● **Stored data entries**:

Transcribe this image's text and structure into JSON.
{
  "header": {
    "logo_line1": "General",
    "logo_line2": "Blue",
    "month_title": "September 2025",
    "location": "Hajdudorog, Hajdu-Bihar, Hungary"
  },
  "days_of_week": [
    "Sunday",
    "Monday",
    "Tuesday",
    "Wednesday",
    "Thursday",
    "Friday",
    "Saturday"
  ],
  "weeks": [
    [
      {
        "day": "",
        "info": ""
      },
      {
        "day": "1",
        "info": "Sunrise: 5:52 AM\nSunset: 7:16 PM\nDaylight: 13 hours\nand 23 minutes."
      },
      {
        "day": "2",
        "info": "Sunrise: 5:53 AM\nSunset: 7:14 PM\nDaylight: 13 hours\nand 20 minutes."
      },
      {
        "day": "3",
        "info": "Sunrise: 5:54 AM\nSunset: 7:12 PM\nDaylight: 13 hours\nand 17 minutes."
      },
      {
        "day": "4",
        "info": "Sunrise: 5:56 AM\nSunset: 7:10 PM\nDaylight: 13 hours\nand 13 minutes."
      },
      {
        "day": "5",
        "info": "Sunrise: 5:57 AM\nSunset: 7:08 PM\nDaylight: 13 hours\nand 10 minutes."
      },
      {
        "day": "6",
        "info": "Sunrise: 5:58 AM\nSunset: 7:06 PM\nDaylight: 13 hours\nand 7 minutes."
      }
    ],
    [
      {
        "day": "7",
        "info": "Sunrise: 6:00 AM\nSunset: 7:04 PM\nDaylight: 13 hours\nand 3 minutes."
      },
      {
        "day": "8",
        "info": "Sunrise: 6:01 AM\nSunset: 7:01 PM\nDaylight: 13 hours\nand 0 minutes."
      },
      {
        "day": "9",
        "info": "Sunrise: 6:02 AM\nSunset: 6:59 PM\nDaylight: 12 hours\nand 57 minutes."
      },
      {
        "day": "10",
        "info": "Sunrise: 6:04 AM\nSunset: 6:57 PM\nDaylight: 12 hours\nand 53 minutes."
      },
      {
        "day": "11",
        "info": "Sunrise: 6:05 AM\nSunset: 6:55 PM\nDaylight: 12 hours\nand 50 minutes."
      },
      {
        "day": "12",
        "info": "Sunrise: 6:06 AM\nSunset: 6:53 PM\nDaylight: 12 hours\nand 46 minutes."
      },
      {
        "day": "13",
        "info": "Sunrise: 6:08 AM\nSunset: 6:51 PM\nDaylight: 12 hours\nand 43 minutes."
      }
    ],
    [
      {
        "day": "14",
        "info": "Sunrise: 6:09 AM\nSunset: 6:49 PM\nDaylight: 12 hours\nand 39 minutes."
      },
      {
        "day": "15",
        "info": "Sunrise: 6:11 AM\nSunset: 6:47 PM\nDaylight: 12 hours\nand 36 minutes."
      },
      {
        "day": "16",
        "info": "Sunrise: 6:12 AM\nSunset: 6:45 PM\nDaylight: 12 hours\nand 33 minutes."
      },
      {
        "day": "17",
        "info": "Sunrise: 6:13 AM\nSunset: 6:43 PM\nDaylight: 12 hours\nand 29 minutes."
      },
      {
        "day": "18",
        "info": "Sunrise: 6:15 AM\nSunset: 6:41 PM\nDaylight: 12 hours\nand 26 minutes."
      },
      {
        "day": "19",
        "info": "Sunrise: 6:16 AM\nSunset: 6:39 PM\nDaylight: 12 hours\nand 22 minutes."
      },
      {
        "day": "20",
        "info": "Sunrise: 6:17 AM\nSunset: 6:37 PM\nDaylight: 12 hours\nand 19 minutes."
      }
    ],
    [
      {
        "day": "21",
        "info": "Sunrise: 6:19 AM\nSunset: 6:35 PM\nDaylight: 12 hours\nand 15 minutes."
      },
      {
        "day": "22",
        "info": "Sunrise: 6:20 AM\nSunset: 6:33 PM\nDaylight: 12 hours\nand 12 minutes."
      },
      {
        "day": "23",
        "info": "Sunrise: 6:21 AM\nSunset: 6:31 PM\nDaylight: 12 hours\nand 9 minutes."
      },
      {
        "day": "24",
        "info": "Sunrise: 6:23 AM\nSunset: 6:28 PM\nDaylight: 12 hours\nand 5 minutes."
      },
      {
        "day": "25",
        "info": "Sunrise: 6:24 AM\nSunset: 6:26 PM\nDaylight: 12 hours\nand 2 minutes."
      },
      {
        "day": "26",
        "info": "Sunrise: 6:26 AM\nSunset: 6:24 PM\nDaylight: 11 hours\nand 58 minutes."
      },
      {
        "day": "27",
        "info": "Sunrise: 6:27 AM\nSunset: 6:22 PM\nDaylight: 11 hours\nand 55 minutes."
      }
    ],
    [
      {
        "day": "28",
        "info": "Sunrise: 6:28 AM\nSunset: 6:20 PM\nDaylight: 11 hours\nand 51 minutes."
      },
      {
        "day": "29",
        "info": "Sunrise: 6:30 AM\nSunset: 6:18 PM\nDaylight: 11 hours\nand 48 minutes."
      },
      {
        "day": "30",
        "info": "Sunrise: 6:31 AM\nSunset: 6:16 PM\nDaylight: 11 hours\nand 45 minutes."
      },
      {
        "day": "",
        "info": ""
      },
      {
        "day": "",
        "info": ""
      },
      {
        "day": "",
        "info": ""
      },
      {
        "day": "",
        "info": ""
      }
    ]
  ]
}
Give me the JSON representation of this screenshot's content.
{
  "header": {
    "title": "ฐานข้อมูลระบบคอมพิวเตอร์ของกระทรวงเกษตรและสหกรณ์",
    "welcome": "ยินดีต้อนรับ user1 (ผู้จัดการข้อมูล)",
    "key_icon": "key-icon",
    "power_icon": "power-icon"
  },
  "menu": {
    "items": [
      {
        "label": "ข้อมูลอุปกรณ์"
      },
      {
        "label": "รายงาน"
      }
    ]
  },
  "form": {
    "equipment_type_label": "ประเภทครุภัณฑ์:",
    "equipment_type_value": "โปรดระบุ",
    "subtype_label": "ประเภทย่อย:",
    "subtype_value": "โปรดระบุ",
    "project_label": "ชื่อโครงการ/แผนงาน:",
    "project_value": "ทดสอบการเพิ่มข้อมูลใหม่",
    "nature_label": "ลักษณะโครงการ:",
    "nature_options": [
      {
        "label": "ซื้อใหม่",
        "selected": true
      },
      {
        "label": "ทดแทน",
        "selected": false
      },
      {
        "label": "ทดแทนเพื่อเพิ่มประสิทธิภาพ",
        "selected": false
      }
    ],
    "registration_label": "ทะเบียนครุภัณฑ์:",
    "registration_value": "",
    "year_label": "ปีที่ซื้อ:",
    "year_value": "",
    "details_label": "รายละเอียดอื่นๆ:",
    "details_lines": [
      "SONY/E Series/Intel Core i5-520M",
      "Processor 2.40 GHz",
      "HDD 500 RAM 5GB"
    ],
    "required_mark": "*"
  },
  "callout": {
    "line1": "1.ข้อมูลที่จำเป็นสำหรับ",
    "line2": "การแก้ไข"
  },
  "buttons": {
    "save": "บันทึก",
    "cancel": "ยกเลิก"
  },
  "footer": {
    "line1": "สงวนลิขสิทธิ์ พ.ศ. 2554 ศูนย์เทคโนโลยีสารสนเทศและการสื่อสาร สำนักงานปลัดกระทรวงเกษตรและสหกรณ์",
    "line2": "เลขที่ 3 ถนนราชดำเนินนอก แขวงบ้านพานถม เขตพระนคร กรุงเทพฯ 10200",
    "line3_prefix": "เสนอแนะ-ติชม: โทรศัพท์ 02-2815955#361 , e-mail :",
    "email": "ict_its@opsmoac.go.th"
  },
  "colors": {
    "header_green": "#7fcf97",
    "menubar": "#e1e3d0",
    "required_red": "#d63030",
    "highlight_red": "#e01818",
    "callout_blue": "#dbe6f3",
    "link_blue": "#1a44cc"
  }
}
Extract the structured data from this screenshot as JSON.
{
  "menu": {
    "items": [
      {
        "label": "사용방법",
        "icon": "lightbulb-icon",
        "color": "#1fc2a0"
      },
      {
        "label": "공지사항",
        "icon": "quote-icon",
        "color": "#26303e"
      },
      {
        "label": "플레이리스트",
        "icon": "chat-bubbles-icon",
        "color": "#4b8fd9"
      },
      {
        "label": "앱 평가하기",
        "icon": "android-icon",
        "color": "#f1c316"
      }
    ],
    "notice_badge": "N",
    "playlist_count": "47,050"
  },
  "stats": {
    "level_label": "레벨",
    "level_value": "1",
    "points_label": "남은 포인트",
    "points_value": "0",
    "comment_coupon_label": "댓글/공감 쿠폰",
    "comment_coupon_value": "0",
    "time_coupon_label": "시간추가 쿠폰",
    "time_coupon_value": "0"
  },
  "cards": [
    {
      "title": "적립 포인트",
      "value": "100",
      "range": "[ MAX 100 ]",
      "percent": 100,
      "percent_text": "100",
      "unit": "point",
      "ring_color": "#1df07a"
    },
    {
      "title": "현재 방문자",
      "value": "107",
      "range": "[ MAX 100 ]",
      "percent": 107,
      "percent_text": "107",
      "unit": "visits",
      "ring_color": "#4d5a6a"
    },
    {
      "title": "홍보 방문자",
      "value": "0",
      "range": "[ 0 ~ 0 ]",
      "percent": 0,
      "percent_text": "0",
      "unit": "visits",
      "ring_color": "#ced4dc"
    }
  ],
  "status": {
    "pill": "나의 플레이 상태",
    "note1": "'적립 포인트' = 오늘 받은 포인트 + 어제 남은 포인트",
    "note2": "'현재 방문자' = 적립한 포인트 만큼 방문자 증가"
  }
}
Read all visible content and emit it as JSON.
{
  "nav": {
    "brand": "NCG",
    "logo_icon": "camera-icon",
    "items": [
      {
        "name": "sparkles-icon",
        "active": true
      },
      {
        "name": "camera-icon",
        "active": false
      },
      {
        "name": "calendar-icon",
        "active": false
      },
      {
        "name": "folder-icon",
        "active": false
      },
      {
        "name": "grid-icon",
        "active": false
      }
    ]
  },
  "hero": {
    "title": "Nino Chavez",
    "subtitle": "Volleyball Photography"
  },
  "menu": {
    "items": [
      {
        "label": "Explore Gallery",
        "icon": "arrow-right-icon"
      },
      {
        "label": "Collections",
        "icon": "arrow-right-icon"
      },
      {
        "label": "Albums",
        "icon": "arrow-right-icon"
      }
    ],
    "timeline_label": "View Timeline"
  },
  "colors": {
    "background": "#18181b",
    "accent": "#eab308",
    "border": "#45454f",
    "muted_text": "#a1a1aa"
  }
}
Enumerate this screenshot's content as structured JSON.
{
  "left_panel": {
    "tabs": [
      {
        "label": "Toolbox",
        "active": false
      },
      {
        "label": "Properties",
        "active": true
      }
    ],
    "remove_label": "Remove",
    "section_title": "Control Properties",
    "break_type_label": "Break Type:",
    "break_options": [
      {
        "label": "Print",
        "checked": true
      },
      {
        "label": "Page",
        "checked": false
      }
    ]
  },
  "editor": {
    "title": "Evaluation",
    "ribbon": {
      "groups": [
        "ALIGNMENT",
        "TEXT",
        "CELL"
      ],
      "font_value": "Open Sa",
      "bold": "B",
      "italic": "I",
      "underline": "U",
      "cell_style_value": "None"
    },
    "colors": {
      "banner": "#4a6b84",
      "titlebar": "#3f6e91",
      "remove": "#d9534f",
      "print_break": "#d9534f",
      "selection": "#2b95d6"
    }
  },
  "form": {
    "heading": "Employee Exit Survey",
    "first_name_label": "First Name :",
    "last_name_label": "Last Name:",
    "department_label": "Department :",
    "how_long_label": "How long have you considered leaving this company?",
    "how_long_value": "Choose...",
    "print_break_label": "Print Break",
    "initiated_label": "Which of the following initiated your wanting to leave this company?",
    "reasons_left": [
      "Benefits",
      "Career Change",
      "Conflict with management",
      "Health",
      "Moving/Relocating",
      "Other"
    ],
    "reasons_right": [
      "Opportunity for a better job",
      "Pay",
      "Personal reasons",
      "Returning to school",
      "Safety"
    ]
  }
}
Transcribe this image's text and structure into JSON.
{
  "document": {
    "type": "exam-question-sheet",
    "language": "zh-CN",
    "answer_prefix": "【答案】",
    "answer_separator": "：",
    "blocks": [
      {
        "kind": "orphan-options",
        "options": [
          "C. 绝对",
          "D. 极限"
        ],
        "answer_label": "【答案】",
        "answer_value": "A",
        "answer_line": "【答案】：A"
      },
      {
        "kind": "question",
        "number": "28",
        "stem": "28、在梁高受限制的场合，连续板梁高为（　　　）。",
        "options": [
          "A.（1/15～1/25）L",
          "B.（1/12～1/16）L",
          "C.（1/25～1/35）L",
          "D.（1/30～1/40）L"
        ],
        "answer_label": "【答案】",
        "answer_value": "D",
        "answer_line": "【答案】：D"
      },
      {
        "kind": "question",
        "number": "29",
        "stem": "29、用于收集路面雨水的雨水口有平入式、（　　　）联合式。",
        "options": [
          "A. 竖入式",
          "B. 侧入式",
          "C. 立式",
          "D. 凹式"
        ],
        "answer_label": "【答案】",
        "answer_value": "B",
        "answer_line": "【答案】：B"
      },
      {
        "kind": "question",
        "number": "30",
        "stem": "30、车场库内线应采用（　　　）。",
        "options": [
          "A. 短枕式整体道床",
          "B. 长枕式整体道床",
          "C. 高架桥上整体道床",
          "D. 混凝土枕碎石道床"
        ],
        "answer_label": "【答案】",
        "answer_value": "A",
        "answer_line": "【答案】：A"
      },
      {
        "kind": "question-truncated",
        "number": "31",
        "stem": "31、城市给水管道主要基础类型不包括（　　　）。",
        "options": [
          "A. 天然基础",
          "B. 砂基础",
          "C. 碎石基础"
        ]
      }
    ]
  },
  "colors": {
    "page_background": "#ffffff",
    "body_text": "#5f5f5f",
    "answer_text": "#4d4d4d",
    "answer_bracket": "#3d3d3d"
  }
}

● **Exercise task**:
Go through the data and count each line that has the word "this", then give the total alone.

● **Written answer**:
7